Goal
Transcribe every record that appears below, exactly and in full.

*** Records for the exercise

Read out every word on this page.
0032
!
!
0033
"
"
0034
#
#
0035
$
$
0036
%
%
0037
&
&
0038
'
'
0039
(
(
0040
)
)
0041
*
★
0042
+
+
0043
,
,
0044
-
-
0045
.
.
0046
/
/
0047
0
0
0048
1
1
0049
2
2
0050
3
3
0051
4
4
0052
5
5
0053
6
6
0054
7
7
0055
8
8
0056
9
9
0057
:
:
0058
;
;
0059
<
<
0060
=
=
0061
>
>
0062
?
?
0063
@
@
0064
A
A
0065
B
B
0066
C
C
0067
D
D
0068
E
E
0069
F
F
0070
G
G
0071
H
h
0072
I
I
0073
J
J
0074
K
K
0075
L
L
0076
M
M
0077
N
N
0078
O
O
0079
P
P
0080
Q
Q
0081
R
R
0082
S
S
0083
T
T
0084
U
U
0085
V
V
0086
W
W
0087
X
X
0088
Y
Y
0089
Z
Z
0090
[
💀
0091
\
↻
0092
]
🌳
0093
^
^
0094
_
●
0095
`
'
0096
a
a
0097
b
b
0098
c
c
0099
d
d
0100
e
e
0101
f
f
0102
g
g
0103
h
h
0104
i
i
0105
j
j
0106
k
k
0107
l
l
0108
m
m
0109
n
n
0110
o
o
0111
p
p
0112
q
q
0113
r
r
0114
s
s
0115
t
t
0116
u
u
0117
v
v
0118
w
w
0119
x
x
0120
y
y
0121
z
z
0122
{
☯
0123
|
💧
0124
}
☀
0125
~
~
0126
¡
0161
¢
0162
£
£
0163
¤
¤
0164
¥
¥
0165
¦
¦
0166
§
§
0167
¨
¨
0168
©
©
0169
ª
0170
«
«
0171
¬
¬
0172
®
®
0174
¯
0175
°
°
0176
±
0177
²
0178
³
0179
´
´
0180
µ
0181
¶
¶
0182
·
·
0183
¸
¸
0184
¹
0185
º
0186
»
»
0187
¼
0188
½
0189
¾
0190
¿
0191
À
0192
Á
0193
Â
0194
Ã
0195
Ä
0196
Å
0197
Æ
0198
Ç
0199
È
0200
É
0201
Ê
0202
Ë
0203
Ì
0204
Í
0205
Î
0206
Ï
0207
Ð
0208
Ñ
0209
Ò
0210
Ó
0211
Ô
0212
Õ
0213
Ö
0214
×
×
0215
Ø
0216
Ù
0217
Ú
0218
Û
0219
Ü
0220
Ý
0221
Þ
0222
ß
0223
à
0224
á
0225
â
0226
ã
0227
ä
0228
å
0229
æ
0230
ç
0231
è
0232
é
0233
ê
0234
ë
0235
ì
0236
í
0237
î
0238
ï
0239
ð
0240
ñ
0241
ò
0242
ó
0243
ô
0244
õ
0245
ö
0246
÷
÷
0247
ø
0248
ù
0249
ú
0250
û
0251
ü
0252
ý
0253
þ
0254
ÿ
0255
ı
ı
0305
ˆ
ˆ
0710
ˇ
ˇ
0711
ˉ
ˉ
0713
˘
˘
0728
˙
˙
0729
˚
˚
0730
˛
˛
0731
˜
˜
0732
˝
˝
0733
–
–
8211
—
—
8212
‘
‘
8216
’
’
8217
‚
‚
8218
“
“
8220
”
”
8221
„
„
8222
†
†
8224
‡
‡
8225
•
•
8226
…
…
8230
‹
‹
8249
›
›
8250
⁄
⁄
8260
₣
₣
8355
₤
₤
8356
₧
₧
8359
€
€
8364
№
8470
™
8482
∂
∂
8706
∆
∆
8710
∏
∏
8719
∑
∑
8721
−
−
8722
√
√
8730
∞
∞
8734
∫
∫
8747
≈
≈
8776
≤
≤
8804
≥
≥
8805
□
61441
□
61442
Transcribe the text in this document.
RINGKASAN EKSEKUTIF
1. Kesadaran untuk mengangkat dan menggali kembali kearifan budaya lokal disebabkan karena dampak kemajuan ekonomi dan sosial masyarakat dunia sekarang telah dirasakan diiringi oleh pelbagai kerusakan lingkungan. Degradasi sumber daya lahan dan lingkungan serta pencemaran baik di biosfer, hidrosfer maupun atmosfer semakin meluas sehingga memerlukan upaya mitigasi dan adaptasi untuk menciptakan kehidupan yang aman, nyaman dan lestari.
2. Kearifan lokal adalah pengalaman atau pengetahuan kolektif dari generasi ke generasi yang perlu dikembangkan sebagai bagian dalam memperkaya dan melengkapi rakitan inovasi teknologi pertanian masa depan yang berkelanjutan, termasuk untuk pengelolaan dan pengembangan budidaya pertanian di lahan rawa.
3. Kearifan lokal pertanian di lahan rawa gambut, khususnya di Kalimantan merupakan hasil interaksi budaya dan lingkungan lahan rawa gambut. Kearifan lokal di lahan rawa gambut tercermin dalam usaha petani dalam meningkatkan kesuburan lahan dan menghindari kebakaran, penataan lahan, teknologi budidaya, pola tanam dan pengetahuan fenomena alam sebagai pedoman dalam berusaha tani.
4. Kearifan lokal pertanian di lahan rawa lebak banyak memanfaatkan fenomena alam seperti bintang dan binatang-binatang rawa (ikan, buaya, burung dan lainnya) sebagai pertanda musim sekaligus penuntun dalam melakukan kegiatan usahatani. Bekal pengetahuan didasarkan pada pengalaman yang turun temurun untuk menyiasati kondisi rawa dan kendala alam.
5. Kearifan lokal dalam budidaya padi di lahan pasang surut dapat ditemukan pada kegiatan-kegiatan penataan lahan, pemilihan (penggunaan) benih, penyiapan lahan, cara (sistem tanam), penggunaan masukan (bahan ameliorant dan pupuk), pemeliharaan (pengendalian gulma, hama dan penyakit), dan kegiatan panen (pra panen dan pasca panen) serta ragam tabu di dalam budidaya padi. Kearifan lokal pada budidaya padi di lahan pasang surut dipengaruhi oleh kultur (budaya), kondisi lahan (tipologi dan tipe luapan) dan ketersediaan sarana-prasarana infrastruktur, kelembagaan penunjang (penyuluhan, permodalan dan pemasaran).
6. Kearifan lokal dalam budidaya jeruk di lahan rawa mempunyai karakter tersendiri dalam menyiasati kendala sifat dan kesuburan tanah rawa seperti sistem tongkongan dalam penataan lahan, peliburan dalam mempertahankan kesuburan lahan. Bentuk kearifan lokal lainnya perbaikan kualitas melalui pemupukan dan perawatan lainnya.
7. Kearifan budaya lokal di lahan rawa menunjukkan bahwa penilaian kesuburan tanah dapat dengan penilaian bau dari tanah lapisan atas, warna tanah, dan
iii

******

Output below
Read out every word on this page.
0032
!
!
0033
"
"
0034
#
#
0035
$
$
0036
%
%
0037
&
&
0038
'
'
0039
(
(
0040
)
)
0041
*
★
0042
+
+
0043
,
,
0044
-
-
0045
.
.
0046
/
/
0047
0
0
0048
1
1
0049
2
2
0050
3
3
0051
4
4
0052
5
5
0053
6
6
0054
7
7
0055
8
8
0056
9
9
0057
:
:
0058
;
;
0059
<
<
0060
=
=
0061
>
>
0062
?
?
0063
@
@
0064
A
A
0065
B
B
0066
C
C
0067
D
D
0068
E
E
0069
F
F
0070
G
G
0071
H
h
0072
I
I
0073
J
J
0074
K
K
0075
L
L
0076
M
M
0077
N
N
0078
O
O
0079
P
P
0080
Q
Q
0081
R
R
0082
S
S
0083
T
T
0084
U
U
0085
V
V
0086
W
W
0087
X
X
0088
Y
Y
0089
Z
Z
0090
[
💀
0091
\
↻
0092
]
🌳
0093
^
^
0094
_
●
0095
`
'
0096
a
a
0097
b
b
0098
c
c
0099
d
d
0100
e
e
0101
f
f
0102
g
g
0103
h
h
0104
i
i
0105
j
j
0106
k
k
0107
l
l
0108
m
m
0109
n
n
0110
o
o
0111
p
p
0112
q
q
0113
r
r
0114
s
s
0115
t
t
0116
u
u
0117
v
v
0118
w
w
0119
x
x
0120
y
y
0121
z
z
0122
{
☯
0123
|
💧
0124
}
☀
0125
~
~
0126
¡
0161
¢
0162
£
£
0163
¤
¤
0164
¥
¥
0165
¦
¦
0166
§
§
0167
¨
¨
0168
©
©
0169
ª
0170
«
«
0171
¬
¬
0172
®
®
0174
¯
0175
°
°
0176
±
0177
²
0178
³
0179
´
´
0180
µ
0181
¶
¶
0182
·
·
0183
¸
¸
0184
¹
0185
º
0186
»
»
0187
¼
0188
½
0189
¾
0190
¿
0191
À
0192
Á
0193
Â
0194
Ã
0195
Ä
0196
Å
0197
Æ
0198
Ç
0199
È
0200
É
0201
Ê
0202
Ë
0203
Ì
0204
Í
0205
Î
0206
Ï
0207
Ð
0208
Ñ
0209
Ò
0210
Ó
0211
Ô
0212
Õ
0213
Ö
0214
×
×
0215
Ø
0216
Ù
0217
Ú
0218
Û
0219
Ü
0220
Ý
0221
Þ
0222
ß
0223
à
0224
á
0225
â
0226
ã
0227
ä
0228
å
0229
æ
0230
ç
0231
è
0232
é
0233
ê
0234
ë
0235
ì
0236
í
0237
î
0238
ï
0239
ð
0240
ñ
0241
ò
0242
ó
0243
ô
0244
õ
0245
ö
0246
÷
÷
0247
ø
0248
ù
0249
ú
0250
û
0251
ü
0252
ý
0253
þ
0254
ÿ
0255
ı
ı
0305
ˆ
ˆ
0710
ˇ
ˇ
0711
ˉ
ˉ
0713
˘
˘
0728
˙
˙
0729
˚
˚
0730
˛
˛
0731
˜
˜
0732
˝
˝
0733
–
–
8211
—
—
8212
‘
‘
8216
’
’
8217
‚
‚
8218
“
“
8220
”
”
8221
„
„
8222
†
†
8224
‡
‡
8225
•
•
8226
…
…
8230
‹
‹
8249
›
›
8250
⁄
⁄
8260
₣
₣
8355
₤
₤
8356
₧
₧
8359
€
€
8364
№
8470
™
8482
∂
∂
8706
∆
∆
8710
∏
∏
8719
∑
∑
8721
−
−
8722
√
√
8730
∞
∞
8734
∫
∫
8747
≈
≈
8776
≤
≤
8804
≥
≥
8805
□
61441
□
61442
Transcribe the text in this document.
RINGKASAN EKSEKUTIF
1. Kesadaran untuk mengangkat dan menggali kembali kearifan budaya lokal disebabkan karena dampak kemajuan ekonomi dan sosial masyarakat dunia sekarang telah dirasakan diiringi oleh pelbagai kerusakan lingkungan. Degradasi sumber daya lahan dan lingkungan serta pencemaran baik di biosfer, hidrosfer maupun atmosfer semakin meluas sehingga memerlukan upaya mitigasi dan adaptasi untuk menciptakan kehidupan yang aman, nyaman dan lestari.
2. Kearifan lokal adalah pengalaman atau pengetahuan kolektif dari generasi ke generasi yang perlu dikembangkan sebagai bagian dalam memperkaya dan melengkapi rakitan inovasi teknologi pertanian masa depan yang berkelanjutan, termasuk untuk pengelolaan dan pengembangan budidaya pertanian di lahan rawa.
3. Kearifan lokal pertanian di lahan rawa gambut, khususnya di Kalimantan merupakan hasil interaksi budaya dan lingkungan lahan rawa gambut. Kearifan lokal di lahan rawa gambut tercermin dalam usaha petani dalam meningkatkan kesuburan lahan dan menghindari kebakaran, penataan lahan, teknologi budidaya, pola tanam dan pengetahuan fenomena alam sebagai pedoman dalam berusaha tani.
4. Kearifan lokal pertanian di lahan rawa lebak banyak memanfaatkan fenomena alam seperti bintang dan binatang-binatang rawa (ikan, buaya, burung dan lainnya) sebagai pertanda musim sekaligus penuntun dalam melakukan kegiatan usahatani. Bekal pengetahuan didasarkan pada pengalaman yang turun temurun untuk menyiasati kondisi rawa dan kendala alam.
5. Kearifan lokal dalam budidaya padi di lahan pasang surut dapat ditemukan pada kegiatan-kegiatan penataan lahan, pemilihan (penggunaan) benih, penyiapan lahan, cara (sistem tanam), penggunaan masukan (bahan ameliorant dan pupuk), pemeliharaan (pengendalian gulma, hama dan penyakit), dan kegiatan panen (pra panen dan pasca panen) serta ragam tabu di dalam budidaya padi. Kearifan lokal pada budidaya padi di lahan pasang surut dipengaruhi oleh kultur (budaya), kondisi lahan (tipologi dan tipe luapan) dan ketersediaan sarana-prasarana infrastruktur, kelembagaan penunjang (penyuluhan, permodalan dan pemasaran).
6. Kearifan lokal dalam budidaya jeruk di lahan rawa mempunyai karakter tersendiri dalam menyiasati kendala sifat dan kesuburan tanah rawa seperti sistem tongkongan dalam penataan lahan, peliburan dalam mempertahankan kesuburan lahan. Bentuk kearifan lokal lainnya perbaikan kualitas melalui pemupukan dan perawatan lainnya.
7. Kearifan budaya lokal di lahan rawa menunjukkan bahwa penilaian kesuburan tanah dapat dengan penilaian bau dari tanah lapisan atas, warna tanah, dan
iii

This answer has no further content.